To be done> Copy out each line of the data that holds the word "title".

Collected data
** BEGIN **

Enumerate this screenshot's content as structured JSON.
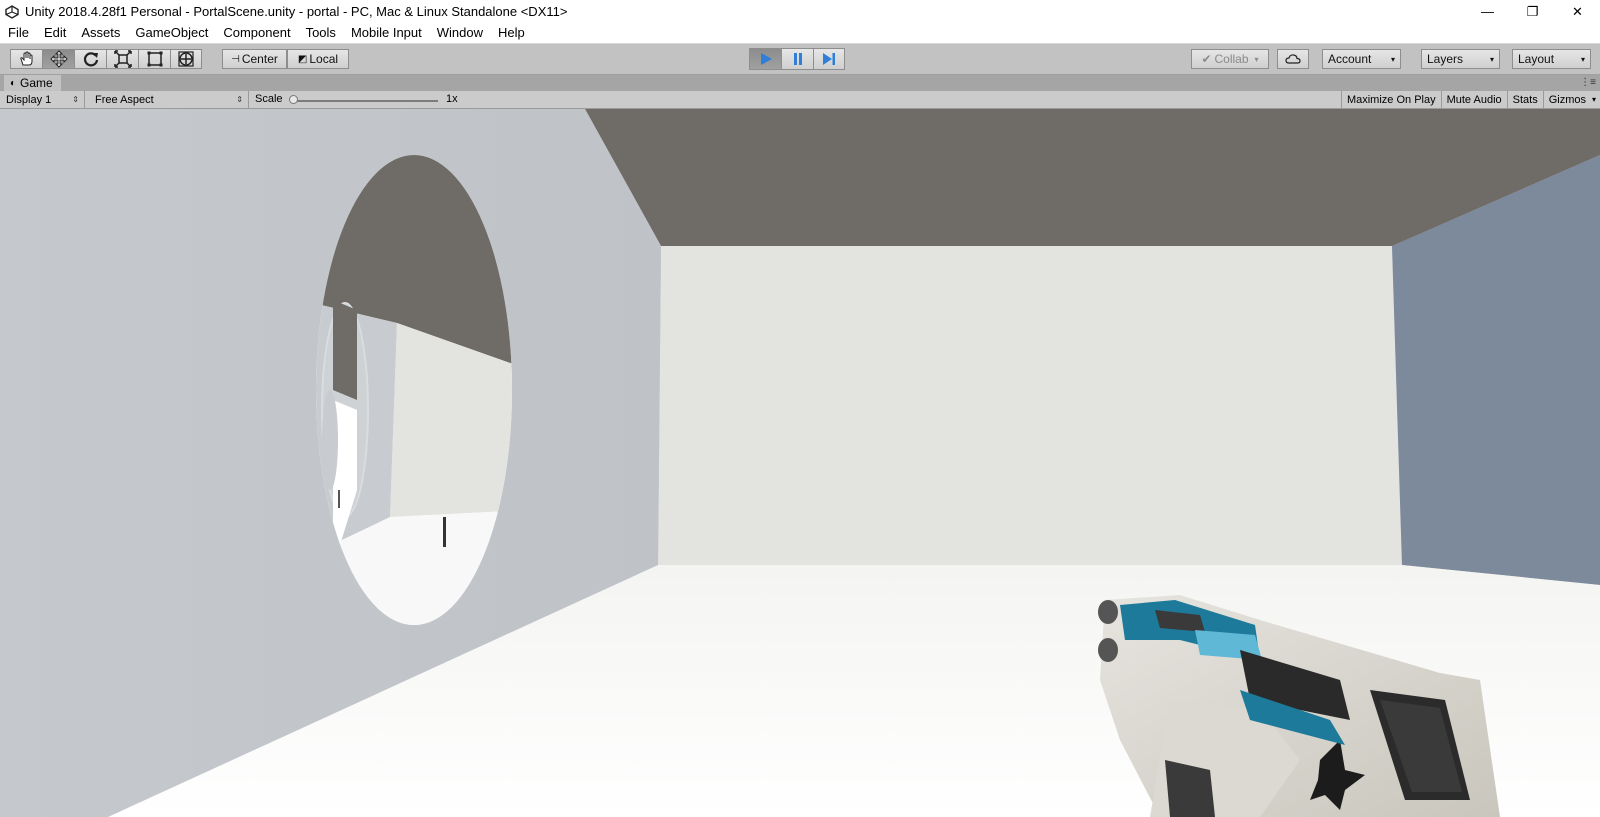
{
  "window": {
    "title": "Unity 2018.4.28f1 Personal - PortalScene.unity - portal - PC, Mac & Linux Standalone <DX11>",
    "controls": {
      "minimize": "—",
      "restore": "❐",
      "close": "✕"
    }
  },
  "menu": [
    "File",
    "Edit",
    "Assets",
    "GameObject",
    "Component",
    "Tools",
    "Mobile Input",
    "Window",
    "Help"
  ],
  "toolbar": {
    "tools": [
      "hand-tool-icon",
      "move-tool-icon",
      "rotate-tool-icon",
      "scale-tool-icon",
      "rect-tool-icon",
      "transform-tool-icon"
    ],
    "pivot_label": "Center",
    "space_label": "Local",
    "collab_label": "Collab",
    "account_label": "Account",
    "layers_label": "Layers",
    "layout_label": "Layout",
    "accent_color": "#2f7fd8"
  },
  "game_tab": {
    "label": "Game",
    "display": "Display 1",
    "aspect": "Free Aspect",
    "scale_label": "Scale",
    "scale_value": "1x",
    "maximize_label": "Maximize On Play",
    "mute_label": "Mute Audio",
    "stats_label": "Stats",
    "gizmos_label": "Gizmos"
  }
}
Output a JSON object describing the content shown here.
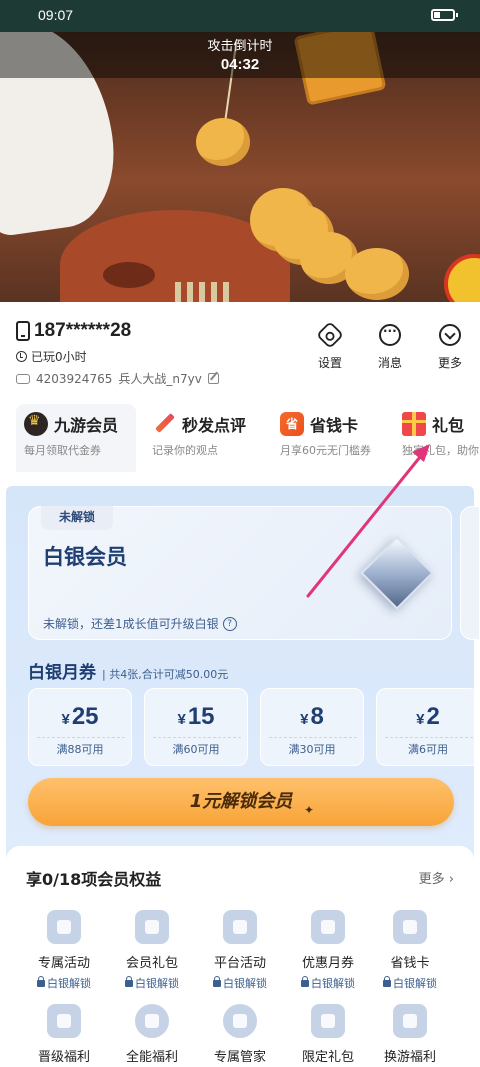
{
  "status_bar": {
    "time": "09:07"
  },
  "countdown": {
    "label": "攻击倒计时",
    "value": "04:32"
  },
  "profile": {
    "phone": "187******28",
    "played": "已玩0小时",
    "player_id": "4203924765",
    "player_name": "兵人大战_n7yv",
    "actions": [
      {
        "label": "设置",
        "icon": "settings-icon"
      },
      {
        "label": "消息",
        "icon": "message-icon"
      },
      {
        "label": "更多",
        "icon": "more-icon"
      }
    ]
  },
  "tabs": [
    {
      "title": "九游会员",
      "sub": "每月领取代金券",
      "icon": "crown-icon"
    },
    {
      "title": "秒发点评",
      "sub": "记录你的观点",
      "icon": "pencil-icon"
    },
    {
      "title": "省钱卡",
      "sub": "月享60元无门槛券",
      "icon": "sheng",
      "icon_text": "省"
    },
    {
      "title": "礼包",
      "sub": "独家礼包，助你",
      "icon": "gift-icon"
    }
  ],
  "silver_card": {
    "badge": "未解锁",
    "title": "白银会员",
    "tip": "未解锁，还差1成长值可升级白银",
    "help": "?"
  },
  "coupons": {
    "title": "白银月券",
    "summary": "| 共4张,合计可减50.00元",
    "currency": "¥",
    "items": [
      {
        "amount": "25",
        "condition": "满88可用"
      },
      {
        "amount": "15",
        "condition": "满60可用"
      },
      {
        "amount": "8",
        "condition": "满30可用"
      },
      {
        "amount": "2",
        "condition": "满6可用"
      }
    ]
  },
  "unlock_button": {
    "label": "1元解锁会员",
    "spark": "✦"
  },
  "benefits": {
    "title": "享0/18项会员权益",
    "more": "更多 ›",
    "row1": [
      {
        "label": "专属活动",
        "lock": "白银解锁"
      },
      {
        "label": "会员礼包",
        "lock": "白银解锁"
      },
      {
        "label": "平台活动",
        "lock": "白银解锁"
      },
      {
        "label": "优惠月券",
        "lock": "白银解锁"
      },
      {
        "label": "省钱卡",
        "lock": "白银解锁"
      }
    ],
    "row2": [
      {
        "label": "晋级福利"
      },
      {
        "label": "全能福利"
      },
      {
        "label": "专属管家"
      },
      {
        "label": "限定礼包"
      },
      {
        "label": "换游福利"
      }
    ]
  },
  "colors": {
    "arrow": "#e0357a",
    "accent_orange": "#f7a437",
    "member_blue": "#1f3f73"
  }
}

** END **

Complete response>
    "title": "Unity 2018.4.28f1 Personal - PortalScene.unity - portal - PC, Mac & Linux Standalone <DX11>",
      "title": "九游会员",
      "title": "秒发点评",
      "title": "省钱卡",
      "title": "礼包",
    "title": "白银会员",
    "title": "白银月券",
    "title": "享0/18项会员权益",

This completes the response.